■ SELECTED EXTRACT:
•••••

Aminata is taught how to read by one of the other slaves on the plantation. When she is sold to a Jewish merchant, he continues her education, encouraging her to speak the Queen's English, improve her reading and learn how to how to handle money and the books. Aminata is helped by a free slave during a visit to New York with the merchant. As tensions rise between the British and the Americans Aminata is asked to assist the British compile The Book of Negroes- — a record of Black British loyalists promised freedom and passage to British North America.

The Book of Negroes is a little unknown part of Canadian history. This book's records descriptions and information on African American slaves who fought for the British Crown in the American Revolution. These free slaves were then relocated to Nova Scotia, becoming the first Black community in Canada. Others moved on, via the auspices of the Sierra Leone Company, to Sierra Leone, where they formed the original settlers of Freetown and founded the Krio people. As a Canadian, born and educated in Canada, I was completely unaware of this piece of history until I read the book.

•••••

■ REQUIRED TASK A: Copy the entries word for word, starting at the very first line of the entries and ending at the line containing "- cell-b5[interactable]: 24.0km: [245, 263, 324, 284]", with both of those lines included.
The book review and the entries come from unrelated sources.

■ DATA FOR THE TASK:

•••••

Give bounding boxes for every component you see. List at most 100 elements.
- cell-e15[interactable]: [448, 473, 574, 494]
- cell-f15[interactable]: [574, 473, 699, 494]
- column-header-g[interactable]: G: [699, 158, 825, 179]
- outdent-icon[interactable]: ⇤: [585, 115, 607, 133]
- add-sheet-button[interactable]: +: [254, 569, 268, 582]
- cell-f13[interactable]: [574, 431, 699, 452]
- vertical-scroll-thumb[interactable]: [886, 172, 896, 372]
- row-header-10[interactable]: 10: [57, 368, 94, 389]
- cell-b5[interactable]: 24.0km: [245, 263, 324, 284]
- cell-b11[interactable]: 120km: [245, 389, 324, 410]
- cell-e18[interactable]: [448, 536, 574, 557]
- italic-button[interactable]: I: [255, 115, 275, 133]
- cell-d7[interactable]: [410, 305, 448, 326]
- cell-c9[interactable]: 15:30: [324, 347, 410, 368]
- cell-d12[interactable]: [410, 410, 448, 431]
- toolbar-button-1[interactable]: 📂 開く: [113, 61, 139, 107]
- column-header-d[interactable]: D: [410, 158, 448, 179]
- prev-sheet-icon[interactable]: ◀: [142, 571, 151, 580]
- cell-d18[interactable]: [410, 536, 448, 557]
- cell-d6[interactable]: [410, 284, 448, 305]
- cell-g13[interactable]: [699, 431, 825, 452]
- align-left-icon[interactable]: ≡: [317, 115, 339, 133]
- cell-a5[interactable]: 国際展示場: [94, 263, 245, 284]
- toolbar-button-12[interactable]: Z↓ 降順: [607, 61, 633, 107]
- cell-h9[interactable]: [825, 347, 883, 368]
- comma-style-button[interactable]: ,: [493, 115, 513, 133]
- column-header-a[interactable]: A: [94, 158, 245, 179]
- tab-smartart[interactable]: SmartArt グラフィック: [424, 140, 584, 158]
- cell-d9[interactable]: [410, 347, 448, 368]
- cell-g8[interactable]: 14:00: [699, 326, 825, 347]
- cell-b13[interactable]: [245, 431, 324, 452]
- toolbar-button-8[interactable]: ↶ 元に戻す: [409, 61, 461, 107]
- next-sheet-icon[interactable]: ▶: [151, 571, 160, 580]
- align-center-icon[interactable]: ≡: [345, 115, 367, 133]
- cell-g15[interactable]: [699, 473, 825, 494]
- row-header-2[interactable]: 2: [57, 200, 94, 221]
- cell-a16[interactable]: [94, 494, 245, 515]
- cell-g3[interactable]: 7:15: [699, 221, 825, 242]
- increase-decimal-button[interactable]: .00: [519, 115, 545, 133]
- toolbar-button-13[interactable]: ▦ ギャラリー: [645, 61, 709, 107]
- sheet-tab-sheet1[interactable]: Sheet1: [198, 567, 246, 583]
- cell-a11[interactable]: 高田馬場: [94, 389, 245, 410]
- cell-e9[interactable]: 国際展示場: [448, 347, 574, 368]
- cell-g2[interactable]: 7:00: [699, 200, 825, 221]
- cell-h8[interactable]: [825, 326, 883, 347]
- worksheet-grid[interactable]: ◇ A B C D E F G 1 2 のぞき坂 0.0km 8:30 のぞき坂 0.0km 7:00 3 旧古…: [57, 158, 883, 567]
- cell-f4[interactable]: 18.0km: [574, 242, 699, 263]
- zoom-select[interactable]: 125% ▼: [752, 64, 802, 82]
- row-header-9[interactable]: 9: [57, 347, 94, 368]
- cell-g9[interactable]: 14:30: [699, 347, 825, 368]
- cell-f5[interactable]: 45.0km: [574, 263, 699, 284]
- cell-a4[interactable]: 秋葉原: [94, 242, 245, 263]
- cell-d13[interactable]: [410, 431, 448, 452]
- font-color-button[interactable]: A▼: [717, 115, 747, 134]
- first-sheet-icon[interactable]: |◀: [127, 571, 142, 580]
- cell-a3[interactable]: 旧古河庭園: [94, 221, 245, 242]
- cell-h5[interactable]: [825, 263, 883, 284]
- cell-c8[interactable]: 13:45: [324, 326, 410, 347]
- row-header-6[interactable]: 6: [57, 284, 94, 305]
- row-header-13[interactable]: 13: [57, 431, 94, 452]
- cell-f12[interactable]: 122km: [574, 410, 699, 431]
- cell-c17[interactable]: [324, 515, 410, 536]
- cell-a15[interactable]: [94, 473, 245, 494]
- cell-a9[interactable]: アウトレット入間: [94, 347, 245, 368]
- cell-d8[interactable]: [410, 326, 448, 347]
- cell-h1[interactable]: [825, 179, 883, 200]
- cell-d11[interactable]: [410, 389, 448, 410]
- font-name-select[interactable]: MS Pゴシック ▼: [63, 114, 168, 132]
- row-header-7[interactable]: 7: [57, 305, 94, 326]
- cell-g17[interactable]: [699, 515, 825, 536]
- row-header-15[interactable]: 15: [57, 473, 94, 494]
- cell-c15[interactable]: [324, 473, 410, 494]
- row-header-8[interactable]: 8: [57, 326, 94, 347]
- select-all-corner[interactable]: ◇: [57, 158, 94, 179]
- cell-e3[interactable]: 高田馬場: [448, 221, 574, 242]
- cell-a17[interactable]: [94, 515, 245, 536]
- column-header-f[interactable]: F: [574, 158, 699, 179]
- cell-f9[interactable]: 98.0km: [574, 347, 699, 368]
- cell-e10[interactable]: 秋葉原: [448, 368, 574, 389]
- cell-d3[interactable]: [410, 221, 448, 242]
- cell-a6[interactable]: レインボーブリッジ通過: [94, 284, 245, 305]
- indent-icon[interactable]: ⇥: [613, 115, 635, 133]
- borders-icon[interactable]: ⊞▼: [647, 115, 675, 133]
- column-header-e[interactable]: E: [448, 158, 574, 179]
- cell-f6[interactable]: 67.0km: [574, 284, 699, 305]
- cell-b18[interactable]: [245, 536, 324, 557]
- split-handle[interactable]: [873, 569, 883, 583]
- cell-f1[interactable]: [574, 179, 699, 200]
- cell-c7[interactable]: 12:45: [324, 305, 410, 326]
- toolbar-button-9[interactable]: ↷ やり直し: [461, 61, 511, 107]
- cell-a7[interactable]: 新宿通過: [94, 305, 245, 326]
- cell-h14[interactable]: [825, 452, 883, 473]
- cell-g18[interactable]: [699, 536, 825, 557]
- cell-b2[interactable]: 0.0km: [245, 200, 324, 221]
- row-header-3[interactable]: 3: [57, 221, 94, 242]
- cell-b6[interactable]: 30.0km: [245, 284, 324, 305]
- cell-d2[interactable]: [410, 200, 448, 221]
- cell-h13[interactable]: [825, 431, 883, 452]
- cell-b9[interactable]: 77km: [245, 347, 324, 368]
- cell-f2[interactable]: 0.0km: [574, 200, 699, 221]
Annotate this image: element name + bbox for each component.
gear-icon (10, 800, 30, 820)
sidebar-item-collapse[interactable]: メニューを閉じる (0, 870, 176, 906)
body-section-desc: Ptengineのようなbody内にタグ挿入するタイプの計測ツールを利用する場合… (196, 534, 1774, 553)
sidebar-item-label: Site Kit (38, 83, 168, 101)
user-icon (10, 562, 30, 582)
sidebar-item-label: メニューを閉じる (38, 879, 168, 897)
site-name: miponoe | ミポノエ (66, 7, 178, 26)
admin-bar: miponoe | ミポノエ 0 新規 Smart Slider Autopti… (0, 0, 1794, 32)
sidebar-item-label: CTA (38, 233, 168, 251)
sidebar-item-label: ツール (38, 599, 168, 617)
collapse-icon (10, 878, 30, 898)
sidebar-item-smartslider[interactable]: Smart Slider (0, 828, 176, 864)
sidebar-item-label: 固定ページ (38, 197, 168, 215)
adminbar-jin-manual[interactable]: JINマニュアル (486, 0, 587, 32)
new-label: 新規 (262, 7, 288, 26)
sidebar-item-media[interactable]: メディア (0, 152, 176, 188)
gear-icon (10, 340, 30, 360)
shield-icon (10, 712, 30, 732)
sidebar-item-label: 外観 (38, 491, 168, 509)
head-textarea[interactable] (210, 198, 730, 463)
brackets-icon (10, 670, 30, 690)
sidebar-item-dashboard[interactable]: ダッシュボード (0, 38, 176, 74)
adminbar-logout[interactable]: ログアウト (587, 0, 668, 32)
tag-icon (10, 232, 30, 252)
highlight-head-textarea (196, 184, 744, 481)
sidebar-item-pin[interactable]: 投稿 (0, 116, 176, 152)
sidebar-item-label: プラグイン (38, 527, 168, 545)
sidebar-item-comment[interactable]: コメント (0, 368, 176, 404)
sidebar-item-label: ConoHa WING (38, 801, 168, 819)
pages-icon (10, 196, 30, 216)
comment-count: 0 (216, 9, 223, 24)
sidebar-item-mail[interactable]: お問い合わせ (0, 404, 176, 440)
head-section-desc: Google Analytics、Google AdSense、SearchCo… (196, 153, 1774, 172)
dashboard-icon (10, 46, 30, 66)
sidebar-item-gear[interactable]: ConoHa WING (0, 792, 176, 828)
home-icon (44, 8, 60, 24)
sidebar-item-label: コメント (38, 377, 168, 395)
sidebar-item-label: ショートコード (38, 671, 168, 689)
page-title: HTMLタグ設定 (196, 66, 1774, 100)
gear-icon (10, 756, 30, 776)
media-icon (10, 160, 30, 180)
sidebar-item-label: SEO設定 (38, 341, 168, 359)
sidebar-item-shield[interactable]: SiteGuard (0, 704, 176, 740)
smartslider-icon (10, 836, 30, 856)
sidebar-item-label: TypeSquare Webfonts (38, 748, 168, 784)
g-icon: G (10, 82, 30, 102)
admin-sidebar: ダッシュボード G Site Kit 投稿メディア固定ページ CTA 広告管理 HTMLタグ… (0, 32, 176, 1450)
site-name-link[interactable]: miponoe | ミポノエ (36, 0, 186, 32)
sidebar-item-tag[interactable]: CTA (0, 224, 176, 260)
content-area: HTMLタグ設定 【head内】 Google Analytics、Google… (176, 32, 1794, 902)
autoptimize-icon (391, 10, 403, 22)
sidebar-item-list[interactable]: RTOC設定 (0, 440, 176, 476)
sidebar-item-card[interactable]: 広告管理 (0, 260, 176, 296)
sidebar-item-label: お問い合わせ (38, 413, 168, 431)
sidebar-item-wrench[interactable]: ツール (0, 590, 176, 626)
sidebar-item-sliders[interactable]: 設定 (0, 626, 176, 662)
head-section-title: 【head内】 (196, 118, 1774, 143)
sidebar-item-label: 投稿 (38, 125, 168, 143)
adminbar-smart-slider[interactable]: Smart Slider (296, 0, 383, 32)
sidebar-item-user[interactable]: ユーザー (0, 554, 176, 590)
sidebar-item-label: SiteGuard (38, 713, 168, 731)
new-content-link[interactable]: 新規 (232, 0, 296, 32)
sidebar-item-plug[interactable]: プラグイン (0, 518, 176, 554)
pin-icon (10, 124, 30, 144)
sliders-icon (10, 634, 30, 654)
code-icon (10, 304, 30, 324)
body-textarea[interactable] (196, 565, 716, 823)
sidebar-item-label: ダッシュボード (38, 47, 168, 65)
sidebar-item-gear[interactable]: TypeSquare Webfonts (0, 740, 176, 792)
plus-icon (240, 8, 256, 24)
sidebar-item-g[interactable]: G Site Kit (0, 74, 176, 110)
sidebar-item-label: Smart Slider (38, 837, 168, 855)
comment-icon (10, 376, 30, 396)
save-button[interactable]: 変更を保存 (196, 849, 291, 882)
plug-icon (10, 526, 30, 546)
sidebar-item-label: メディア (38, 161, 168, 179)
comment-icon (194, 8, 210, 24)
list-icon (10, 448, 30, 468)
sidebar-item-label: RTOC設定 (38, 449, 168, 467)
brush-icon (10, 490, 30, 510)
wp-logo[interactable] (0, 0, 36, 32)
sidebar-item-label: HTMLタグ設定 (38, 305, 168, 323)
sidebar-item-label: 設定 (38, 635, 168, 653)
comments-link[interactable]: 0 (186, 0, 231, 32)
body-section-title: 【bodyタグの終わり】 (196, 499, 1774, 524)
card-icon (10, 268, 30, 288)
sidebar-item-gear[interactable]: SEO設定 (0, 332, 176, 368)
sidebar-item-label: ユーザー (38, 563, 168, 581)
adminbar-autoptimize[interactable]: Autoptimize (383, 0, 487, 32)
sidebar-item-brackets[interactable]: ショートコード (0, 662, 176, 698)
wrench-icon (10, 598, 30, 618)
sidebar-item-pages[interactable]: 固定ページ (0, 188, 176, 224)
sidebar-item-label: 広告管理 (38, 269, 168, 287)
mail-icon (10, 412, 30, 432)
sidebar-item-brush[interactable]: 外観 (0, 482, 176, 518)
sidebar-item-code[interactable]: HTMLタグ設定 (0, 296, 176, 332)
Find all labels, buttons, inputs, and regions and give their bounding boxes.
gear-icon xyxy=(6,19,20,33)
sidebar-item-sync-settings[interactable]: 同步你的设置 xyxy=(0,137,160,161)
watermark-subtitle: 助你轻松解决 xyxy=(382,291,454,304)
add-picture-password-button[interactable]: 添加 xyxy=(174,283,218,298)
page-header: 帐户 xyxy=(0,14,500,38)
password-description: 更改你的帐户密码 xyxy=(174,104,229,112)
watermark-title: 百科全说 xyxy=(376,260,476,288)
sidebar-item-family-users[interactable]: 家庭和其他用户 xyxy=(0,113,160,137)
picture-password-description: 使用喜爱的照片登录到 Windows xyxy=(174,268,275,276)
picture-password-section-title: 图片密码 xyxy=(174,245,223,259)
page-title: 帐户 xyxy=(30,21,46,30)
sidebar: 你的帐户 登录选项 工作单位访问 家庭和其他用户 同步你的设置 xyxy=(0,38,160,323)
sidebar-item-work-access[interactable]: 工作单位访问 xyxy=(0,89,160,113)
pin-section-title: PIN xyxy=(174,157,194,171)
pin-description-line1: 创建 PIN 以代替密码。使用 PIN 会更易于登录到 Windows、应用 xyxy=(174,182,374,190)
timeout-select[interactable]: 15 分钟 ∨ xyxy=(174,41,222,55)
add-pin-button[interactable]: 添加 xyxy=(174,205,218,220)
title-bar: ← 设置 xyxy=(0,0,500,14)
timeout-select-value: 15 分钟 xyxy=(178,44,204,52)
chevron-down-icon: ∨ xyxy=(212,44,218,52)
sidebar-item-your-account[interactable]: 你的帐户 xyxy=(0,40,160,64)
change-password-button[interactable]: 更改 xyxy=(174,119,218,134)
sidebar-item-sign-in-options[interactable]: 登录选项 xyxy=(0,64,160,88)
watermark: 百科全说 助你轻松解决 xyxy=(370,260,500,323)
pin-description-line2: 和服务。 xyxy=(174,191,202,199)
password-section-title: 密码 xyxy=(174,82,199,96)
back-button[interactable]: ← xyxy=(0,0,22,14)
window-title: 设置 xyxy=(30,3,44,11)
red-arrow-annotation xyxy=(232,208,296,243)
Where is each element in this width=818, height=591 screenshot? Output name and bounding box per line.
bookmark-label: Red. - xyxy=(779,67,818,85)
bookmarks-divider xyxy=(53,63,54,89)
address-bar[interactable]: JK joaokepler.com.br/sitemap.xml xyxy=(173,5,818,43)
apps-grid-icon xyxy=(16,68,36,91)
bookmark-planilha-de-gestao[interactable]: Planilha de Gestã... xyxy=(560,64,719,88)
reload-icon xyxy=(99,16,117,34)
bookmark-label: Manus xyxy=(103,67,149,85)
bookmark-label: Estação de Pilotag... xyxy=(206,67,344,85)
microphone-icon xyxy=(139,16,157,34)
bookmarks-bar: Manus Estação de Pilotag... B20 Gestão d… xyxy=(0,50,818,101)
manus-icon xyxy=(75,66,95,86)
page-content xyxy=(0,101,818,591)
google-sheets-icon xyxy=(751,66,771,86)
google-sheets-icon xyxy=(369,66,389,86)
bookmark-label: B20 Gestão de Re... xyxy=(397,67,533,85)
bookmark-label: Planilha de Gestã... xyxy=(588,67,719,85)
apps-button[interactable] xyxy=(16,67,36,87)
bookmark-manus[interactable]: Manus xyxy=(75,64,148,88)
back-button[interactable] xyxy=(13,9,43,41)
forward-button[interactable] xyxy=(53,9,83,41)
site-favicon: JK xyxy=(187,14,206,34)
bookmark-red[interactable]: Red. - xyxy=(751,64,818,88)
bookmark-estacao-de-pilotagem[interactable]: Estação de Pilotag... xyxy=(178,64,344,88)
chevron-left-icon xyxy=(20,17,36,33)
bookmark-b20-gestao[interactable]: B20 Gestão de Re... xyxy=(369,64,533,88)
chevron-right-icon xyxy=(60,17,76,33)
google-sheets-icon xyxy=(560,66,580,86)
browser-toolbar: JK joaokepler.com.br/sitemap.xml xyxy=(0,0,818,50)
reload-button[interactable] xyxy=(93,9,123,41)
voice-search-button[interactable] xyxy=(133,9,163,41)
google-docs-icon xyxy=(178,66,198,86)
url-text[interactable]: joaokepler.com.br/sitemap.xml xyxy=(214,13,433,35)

•••••

■ REQUIRED TASK B: According to the book review, to where were the free slaves relocated, becoming the first Black community in Canada?

■ WRITTEN ANSWER A:
Give bounding boxes for every component you see. List at most 100 elements.
- cell-e15[interactable]: [448, 473, 574, 494]
- cell-f15[interactable]: [574, 473, 699, 494]
- column-header-g[interactable]: G: [699, 158, 825, 179]
- outdent-icon[interactable]: ⇤: [585, 115, 607, 133]
- add-sheet-button[interactable]: +: [254, 569, 268, 582]
- cell-f13[interactable]: [574, 431, 699, 452]
- vertical-scroll-thumb[interactable]: [886, 172, 896, 372]
- row-header-10[interactable]: 10: [57, 368, 94, 389]
- cell-b5[interactable]: 24.0km: [245, 263, 324, 284]

■ WRITTEN ANSWER B: Nova Scotia